::: MATERIAL TO PROCESS

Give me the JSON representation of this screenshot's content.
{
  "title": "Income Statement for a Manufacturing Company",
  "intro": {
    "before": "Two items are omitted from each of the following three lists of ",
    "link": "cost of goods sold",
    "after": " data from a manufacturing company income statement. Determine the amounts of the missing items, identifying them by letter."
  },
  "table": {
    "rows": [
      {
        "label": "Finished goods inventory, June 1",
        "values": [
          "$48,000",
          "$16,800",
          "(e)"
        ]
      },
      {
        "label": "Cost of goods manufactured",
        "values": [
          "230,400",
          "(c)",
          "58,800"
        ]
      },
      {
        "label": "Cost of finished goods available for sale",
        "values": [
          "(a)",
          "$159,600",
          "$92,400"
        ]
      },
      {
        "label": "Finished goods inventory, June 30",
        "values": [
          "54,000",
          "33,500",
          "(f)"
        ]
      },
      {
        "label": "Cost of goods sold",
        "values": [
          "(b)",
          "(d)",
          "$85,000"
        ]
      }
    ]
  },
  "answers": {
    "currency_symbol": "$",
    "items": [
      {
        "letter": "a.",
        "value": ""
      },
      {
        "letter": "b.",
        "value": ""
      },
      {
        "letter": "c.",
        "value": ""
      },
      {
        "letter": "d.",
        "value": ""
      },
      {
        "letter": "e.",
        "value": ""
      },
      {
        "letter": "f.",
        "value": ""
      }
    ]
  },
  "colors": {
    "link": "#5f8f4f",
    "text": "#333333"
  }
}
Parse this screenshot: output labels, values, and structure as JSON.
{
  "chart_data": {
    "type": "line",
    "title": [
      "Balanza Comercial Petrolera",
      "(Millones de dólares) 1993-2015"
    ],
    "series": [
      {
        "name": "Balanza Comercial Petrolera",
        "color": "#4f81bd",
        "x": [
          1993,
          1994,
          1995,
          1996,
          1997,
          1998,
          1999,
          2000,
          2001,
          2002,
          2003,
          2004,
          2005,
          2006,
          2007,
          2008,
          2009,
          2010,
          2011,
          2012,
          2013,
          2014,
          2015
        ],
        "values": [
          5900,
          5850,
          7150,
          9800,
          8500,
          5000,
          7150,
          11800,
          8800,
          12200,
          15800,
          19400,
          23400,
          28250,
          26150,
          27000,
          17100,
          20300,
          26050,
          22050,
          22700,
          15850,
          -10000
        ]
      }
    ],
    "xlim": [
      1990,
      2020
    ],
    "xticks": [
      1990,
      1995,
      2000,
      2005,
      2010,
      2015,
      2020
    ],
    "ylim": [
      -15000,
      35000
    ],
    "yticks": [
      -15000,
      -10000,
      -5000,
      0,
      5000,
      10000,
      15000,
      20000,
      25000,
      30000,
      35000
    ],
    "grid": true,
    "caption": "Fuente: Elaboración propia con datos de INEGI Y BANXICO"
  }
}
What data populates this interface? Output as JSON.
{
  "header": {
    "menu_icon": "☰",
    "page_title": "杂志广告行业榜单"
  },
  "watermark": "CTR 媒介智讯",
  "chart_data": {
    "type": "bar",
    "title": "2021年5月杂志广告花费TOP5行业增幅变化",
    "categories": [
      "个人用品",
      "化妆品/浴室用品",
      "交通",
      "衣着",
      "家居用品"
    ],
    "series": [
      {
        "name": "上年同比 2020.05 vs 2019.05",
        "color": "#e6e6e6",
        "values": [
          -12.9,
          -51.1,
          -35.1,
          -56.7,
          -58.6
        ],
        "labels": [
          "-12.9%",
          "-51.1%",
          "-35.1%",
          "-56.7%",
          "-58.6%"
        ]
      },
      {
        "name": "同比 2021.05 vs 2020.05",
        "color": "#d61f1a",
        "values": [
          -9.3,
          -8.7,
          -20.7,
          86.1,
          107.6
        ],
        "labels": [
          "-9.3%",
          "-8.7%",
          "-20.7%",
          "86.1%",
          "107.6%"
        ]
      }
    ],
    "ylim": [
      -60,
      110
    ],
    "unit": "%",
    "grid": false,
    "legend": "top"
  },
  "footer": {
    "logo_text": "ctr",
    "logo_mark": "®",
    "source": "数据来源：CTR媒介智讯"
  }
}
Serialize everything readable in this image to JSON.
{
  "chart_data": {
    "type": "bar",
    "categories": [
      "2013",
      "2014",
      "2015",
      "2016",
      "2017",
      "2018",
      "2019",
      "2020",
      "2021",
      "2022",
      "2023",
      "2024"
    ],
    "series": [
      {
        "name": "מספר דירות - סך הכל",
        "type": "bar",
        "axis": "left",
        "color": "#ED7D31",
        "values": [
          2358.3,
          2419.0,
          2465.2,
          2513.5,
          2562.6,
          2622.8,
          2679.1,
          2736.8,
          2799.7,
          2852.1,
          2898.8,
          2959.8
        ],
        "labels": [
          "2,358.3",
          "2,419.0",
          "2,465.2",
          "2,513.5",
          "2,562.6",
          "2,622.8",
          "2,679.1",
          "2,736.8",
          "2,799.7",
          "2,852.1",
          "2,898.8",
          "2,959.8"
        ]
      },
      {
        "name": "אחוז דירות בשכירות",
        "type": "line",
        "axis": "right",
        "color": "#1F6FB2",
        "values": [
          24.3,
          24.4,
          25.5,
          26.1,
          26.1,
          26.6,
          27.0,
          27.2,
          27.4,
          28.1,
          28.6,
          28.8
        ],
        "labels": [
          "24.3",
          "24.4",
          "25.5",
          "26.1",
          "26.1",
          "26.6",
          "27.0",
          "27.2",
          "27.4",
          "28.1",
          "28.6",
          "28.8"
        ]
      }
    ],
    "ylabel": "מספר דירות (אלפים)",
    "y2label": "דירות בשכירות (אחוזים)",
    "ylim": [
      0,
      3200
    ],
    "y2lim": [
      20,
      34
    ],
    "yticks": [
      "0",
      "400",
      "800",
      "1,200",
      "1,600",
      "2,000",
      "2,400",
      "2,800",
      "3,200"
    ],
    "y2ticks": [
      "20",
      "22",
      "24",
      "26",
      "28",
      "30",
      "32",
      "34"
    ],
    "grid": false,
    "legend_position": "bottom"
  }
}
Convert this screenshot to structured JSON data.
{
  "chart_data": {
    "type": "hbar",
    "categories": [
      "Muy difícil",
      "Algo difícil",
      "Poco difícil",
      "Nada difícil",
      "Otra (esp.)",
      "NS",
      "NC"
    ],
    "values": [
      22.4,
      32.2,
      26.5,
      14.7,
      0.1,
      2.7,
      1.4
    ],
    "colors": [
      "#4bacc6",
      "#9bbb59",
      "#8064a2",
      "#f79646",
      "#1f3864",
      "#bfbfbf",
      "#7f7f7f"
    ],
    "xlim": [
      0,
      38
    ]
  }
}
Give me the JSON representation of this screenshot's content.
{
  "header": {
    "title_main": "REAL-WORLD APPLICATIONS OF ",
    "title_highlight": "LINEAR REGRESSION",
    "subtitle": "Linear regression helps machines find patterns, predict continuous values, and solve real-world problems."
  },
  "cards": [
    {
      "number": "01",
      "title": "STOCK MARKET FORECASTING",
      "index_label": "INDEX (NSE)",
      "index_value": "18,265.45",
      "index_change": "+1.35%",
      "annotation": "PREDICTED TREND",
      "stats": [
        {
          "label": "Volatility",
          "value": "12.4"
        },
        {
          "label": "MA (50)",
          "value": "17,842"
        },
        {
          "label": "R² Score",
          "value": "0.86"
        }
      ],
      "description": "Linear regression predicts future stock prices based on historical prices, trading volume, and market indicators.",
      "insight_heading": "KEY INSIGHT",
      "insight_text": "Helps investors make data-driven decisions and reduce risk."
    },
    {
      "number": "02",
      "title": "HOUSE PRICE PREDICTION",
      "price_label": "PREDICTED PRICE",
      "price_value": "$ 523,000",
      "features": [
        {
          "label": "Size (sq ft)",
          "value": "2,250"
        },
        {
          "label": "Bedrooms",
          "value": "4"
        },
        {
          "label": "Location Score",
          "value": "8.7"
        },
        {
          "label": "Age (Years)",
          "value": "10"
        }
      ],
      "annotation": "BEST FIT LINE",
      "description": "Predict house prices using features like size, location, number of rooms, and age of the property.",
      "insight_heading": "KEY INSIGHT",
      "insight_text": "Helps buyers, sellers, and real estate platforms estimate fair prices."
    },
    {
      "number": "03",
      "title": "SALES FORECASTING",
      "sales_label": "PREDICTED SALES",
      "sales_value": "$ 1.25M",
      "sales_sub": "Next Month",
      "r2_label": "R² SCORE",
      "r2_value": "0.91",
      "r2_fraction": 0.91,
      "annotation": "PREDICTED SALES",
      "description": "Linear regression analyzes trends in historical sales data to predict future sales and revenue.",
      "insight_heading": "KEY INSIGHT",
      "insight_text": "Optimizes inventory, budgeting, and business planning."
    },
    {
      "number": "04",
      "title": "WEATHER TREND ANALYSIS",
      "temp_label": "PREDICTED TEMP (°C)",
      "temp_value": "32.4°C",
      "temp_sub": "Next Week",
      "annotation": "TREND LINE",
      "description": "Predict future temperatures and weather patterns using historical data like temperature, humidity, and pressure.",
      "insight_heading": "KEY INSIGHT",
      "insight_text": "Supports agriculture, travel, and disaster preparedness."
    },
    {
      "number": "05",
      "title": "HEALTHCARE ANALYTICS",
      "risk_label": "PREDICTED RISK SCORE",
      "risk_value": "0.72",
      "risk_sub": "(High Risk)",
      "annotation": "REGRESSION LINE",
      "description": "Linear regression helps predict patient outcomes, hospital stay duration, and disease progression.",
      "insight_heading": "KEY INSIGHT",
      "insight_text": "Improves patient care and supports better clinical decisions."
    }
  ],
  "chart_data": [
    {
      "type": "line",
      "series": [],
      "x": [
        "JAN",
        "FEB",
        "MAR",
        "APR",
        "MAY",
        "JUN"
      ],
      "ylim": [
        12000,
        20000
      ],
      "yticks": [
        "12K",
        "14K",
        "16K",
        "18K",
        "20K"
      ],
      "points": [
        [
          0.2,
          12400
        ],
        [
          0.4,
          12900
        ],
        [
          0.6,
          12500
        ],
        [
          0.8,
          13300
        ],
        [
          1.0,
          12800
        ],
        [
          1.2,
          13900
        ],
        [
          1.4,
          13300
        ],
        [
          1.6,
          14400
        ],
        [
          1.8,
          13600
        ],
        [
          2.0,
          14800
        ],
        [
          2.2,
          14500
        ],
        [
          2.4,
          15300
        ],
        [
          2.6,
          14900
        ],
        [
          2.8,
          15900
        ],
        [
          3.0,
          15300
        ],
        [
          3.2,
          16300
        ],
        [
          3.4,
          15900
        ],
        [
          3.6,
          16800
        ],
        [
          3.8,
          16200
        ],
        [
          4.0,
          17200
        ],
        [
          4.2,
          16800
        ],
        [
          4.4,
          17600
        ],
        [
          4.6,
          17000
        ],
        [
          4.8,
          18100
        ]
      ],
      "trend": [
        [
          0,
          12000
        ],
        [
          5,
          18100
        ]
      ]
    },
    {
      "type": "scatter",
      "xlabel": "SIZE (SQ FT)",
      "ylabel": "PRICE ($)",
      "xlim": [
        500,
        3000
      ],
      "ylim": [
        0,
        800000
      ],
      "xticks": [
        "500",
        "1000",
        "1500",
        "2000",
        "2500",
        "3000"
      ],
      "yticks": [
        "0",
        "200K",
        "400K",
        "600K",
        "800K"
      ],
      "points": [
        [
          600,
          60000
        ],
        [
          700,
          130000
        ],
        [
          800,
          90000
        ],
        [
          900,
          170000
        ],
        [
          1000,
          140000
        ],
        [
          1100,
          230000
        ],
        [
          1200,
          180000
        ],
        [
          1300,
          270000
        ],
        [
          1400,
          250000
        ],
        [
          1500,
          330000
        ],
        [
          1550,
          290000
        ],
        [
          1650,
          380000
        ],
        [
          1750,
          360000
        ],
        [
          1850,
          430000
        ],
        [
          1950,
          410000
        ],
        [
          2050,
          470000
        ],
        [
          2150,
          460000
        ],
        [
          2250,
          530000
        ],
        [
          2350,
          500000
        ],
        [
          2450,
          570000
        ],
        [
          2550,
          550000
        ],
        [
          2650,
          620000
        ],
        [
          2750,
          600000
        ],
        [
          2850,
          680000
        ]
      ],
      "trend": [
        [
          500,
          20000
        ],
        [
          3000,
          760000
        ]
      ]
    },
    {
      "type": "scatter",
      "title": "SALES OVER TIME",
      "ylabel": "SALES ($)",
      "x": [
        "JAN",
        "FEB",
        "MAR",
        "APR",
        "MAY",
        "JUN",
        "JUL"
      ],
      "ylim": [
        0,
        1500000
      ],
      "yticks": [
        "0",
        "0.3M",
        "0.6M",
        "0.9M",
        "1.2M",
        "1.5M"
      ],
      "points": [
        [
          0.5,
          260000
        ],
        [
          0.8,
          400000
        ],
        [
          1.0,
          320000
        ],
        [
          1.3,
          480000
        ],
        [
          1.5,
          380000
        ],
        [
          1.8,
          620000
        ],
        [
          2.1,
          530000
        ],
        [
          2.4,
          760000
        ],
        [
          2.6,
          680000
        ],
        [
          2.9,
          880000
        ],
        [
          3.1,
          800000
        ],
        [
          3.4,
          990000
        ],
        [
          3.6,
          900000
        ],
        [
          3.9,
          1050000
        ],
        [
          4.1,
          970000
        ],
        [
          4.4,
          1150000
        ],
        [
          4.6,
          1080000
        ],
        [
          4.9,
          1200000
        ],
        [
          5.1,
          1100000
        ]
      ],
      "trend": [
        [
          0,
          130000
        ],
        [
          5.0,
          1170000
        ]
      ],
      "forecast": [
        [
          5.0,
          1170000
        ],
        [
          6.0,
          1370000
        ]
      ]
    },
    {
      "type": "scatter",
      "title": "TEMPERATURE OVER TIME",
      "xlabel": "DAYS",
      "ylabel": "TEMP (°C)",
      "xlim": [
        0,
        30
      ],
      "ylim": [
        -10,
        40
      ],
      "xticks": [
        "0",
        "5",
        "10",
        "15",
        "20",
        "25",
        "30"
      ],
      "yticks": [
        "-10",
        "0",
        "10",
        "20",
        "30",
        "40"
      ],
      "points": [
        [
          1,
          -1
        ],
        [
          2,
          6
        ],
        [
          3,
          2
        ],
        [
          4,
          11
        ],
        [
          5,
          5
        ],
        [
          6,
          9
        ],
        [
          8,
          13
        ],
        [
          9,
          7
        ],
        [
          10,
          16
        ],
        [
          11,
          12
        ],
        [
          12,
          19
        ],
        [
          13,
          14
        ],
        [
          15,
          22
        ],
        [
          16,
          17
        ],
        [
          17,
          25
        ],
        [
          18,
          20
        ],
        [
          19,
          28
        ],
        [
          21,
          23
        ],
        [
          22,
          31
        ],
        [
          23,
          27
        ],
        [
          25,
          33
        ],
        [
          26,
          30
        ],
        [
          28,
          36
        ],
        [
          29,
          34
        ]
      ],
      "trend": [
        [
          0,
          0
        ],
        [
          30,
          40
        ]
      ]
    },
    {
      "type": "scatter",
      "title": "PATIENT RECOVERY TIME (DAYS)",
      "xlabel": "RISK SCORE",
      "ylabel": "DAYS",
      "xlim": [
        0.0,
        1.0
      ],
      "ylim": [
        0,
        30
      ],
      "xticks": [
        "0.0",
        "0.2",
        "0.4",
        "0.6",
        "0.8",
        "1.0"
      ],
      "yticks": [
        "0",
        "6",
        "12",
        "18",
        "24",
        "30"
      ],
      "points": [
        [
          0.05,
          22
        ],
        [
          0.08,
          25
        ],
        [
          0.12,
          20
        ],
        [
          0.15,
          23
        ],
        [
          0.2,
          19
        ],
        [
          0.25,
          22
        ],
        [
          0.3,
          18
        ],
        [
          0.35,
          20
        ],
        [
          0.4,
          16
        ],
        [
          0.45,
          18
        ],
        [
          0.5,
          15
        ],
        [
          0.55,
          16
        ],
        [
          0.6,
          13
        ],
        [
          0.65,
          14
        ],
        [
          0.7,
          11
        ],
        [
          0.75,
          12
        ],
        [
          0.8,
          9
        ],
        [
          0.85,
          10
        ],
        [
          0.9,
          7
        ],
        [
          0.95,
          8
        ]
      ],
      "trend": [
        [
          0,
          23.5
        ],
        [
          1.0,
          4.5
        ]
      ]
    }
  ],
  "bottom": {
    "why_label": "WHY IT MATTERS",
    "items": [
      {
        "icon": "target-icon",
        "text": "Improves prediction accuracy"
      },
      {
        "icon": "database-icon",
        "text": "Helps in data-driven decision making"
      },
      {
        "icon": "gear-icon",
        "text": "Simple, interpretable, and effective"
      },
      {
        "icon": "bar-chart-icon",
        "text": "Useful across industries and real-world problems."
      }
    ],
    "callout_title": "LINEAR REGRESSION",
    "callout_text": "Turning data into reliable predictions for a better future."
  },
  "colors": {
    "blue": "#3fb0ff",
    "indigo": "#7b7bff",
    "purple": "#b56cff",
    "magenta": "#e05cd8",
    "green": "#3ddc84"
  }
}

::::::

Looking at the records above, work out how many lines include the word "description", then give that number by itself.

**RIGHT ANSWER:** 5